[DATA TO PROCESS]
····················
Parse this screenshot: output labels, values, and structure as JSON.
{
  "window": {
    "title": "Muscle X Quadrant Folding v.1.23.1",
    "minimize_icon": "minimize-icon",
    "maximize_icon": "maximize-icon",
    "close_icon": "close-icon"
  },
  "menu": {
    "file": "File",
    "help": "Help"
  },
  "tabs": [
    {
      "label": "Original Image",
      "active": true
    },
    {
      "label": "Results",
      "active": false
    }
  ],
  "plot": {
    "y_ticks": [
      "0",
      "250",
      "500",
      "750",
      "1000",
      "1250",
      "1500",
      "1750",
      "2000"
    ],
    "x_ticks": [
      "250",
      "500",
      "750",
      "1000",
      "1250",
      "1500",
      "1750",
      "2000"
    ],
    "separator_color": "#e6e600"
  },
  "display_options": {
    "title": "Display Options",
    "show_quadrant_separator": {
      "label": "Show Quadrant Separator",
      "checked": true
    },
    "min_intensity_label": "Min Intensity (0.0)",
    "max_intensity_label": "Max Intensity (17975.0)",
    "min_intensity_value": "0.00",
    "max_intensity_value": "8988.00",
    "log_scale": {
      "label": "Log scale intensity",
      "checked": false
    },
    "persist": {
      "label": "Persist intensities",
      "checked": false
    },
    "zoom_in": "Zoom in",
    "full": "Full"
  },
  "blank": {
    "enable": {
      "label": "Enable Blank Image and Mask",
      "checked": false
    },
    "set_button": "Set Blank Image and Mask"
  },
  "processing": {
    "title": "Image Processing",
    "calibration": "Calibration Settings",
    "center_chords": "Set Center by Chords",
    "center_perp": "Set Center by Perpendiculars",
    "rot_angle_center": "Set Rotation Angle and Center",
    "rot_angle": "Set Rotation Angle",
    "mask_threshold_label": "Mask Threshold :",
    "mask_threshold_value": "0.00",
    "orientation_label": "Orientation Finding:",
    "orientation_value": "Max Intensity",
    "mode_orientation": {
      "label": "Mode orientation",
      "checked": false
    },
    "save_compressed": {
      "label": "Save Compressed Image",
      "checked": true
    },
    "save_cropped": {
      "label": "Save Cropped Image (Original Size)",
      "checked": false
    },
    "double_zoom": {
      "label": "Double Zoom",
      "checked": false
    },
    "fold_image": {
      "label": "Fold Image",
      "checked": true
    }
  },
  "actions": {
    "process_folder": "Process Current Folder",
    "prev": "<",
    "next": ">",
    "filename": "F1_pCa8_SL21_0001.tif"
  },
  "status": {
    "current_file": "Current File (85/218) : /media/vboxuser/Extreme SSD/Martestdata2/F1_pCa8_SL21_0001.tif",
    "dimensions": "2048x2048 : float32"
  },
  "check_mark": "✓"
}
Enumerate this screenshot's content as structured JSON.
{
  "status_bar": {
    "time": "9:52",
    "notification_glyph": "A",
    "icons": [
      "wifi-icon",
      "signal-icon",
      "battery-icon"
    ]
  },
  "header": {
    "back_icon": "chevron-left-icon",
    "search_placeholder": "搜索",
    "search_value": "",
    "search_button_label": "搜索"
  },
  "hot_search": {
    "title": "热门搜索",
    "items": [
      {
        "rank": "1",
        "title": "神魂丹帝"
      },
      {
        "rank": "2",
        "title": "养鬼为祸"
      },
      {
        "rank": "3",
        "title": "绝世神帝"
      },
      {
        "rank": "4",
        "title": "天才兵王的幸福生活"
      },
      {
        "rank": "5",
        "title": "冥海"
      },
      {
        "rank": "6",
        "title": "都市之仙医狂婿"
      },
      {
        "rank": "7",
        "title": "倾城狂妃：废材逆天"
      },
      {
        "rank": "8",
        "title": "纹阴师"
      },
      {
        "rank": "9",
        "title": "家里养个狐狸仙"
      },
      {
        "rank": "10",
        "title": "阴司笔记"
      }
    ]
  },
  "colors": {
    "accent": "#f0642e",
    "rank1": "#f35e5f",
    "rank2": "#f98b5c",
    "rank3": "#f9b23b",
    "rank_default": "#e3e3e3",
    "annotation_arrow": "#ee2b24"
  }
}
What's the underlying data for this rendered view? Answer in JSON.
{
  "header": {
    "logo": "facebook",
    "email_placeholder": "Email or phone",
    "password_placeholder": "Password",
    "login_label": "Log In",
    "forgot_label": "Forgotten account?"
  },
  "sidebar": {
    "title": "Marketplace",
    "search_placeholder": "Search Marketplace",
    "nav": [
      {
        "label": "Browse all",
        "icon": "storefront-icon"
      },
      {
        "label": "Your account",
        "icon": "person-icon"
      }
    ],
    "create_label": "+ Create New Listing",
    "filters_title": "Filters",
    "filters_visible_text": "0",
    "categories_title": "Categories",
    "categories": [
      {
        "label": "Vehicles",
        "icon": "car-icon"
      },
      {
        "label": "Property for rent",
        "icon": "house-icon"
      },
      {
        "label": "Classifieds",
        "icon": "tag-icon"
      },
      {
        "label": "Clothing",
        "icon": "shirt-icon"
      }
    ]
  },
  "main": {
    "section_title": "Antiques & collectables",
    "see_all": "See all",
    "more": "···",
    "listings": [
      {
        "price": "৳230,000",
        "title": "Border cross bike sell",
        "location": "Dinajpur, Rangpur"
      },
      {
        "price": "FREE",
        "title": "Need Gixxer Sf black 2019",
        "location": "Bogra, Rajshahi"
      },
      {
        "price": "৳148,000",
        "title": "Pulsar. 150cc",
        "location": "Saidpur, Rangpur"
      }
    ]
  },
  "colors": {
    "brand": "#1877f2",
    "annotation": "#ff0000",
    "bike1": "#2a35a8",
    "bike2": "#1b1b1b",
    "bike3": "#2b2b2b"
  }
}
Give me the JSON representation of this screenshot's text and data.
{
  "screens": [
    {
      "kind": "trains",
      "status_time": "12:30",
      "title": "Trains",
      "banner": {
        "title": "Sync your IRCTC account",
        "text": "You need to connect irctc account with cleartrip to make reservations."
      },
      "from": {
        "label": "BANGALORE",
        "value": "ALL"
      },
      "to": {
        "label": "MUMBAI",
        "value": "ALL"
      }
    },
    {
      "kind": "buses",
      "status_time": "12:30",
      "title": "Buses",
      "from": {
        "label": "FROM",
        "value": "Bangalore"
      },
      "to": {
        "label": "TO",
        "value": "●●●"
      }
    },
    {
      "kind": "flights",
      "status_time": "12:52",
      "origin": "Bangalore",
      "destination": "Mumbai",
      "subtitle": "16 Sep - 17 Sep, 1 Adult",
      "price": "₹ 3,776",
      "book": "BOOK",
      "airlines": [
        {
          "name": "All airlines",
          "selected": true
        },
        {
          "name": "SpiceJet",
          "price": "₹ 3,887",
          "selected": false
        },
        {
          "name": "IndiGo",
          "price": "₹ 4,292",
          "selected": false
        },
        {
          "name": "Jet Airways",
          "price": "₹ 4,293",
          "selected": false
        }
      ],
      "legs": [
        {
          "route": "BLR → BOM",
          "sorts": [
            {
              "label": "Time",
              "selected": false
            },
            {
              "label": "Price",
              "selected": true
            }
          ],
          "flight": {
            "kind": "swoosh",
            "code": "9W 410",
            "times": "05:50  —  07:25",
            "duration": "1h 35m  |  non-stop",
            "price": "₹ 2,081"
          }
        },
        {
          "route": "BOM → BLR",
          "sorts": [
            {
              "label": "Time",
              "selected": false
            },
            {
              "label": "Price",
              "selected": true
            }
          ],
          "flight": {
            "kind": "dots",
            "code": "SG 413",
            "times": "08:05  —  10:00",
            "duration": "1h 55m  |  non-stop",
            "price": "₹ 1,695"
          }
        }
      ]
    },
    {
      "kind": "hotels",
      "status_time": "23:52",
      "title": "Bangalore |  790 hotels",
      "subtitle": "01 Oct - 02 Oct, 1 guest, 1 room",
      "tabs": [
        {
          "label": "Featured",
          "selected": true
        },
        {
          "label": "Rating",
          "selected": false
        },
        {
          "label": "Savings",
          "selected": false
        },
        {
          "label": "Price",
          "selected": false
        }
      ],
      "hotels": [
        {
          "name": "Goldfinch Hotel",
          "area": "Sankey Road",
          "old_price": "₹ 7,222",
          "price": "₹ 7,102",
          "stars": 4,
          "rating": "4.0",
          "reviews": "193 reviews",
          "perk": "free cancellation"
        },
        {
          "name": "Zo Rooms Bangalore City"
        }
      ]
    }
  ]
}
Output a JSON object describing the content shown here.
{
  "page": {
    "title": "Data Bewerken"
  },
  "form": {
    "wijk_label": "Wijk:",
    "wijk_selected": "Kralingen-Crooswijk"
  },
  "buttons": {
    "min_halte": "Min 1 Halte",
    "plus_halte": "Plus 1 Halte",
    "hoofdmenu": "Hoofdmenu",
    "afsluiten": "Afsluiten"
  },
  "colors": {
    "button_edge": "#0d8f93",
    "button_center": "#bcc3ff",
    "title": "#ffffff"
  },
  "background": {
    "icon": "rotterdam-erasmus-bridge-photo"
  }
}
····················
[STATED EXERCISE] Search the data for the string "Marketplace". List each line that has it.

[THE SOLUTION]
    "title": "Marketplace",
    "search_placeholder": "Search Marketplace",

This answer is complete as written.